>> start
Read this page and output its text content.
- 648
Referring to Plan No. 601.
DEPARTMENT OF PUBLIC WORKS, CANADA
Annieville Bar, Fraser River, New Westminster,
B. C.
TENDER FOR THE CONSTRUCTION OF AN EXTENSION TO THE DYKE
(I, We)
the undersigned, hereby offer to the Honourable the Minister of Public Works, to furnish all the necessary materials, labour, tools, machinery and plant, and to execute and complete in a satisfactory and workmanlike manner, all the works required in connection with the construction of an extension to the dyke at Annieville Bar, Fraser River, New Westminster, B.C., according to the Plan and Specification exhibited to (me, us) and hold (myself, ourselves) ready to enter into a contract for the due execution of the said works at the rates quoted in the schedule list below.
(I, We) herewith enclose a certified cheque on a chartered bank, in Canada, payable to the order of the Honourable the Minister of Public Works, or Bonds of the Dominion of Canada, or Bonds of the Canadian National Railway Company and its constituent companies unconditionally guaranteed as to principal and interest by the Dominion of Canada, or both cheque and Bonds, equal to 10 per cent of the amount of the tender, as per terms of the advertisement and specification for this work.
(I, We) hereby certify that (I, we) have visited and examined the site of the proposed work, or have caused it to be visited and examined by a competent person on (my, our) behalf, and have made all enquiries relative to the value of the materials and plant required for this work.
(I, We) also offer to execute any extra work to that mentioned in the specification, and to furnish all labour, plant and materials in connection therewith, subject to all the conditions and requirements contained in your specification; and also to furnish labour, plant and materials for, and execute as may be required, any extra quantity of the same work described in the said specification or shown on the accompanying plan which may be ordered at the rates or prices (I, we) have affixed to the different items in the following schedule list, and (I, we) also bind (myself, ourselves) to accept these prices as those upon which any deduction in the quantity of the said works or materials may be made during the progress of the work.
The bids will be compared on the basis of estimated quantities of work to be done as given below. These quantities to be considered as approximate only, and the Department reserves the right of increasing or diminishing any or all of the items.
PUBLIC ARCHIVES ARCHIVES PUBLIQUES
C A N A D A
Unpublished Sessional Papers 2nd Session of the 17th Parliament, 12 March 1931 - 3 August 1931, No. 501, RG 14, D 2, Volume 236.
>> end
> Your goal
Exactly reproduce every line of the data above.

> Reply to the task
Read this page and output its text content.
- 648
Referring to Plan No. 601.
DEPARTMENT OF PUBLIC WORKS, CANADA
Annieville Bar, Fraser River, New Westminster,
B. C.
TENDER FOR THE CONSTRUCTION OF AN EXTENSION TO THE DYKE
(I, We)
the undersigned, hereby offer to the Honourable the Minister of Public Works, to furnish all the necessary materials, labour, tools, machinery and plant, and to execute and complete in a satisfactory and workmanlike manner, all the works required in connection with the construction of an extension to the dyke at Annieville Bar, Fraser River, New Westminster, B.C., according to the Plan and Specification exhibited to (me, us) and hold (myself, ourselves) ready to enter into a contract for the due execution of the said works at the rates quoted in the schedule list below.
(I, We) herewith enclose a certified cheque on a chartered bank, in Canada, payable to the order of the Honourable the Minister of Public Works, or Bonds of the Dominion of Canada, or Bonds of the Canadian National Railway Company and its constituent companies unconditionally guaranteed as to principal and interest by the Dominion of Canada, or both cheque and Bonds, equal to 10 per cent of the amount of the tender, as per terms of the advertisement and specification for this work.
(I, We) hereby certify that (I, we) have visited and examined the site of the proposed work, or have caused it to be visited and examined by a competent person on (my, our) behalf, and have made all enquiries relative to the value of the materials and plant required for this work.
(I, We) also offer to execute any extra work to that mentioned in the specification, and to furnish all labour, plant and materials in connection therewith, subject to all the conditions and requirements contained in your specification; and also to furnish labour, plant and materials for, and execute as may be required, any extra quantity of the same work described in the said specification or shown on the accompanying plan which may be ordered at the rates or prices (I, we) have affixed to the different items in the following schedule list, and (I, we) also bind (myself, ourselves) to accept these prices as those upon which any deduction in the quantity of the said works or materials may be made during the progress of the work.
The bids will be compared on the basis of estimated quantities of work to be done as given below. These quantities to be considered as approximate only, and the Department reserves the right of increasing or diminishing any or all of the items.
PUBLIC ARCHIVES ARCHIVES PUBLIQUES
C A N A D A
Unpublished Sessional Papers 2nd Session of the 17th Parliament, 12 March 1931 - 3 August 1931, No. 501, RG 14, D 2, Volume 236.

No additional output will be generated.